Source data
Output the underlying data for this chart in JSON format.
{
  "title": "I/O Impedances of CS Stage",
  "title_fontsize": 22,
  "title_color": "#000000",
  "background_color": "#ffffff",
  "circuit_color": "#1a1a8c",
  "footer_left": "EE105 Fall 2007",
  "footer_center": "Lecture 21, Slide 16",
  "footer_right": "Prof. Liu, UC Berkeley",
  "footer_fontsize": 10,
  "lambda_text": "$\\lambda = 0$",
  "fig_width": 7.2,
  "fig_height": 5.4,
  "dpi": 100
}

◆ **Brief**: Extract the complete set of records unchanged.

◆ **Written reply**:
Output the underlying data for this chart in JSON format.
{
  "title": "I/O Impedances of CS Stage",
  "title_fontsize": 22,
  "title_color": "#000000",
  "background_color": "#ffffff",
  "circuit_color": "#1a1a8c",
  "footer_left": "EE105 Fall 2007",
  "footer_center": "Lecture 21, Slide 16",
  "footer_right": "Prof. Liu, UC Berkeley",
  "footer_fontsize": 10,
  "lambda_text": "$\\lambda = 0$",
  "fig_width": 7.2,
  "fig_height": 5.4,
  "dpi": 100
}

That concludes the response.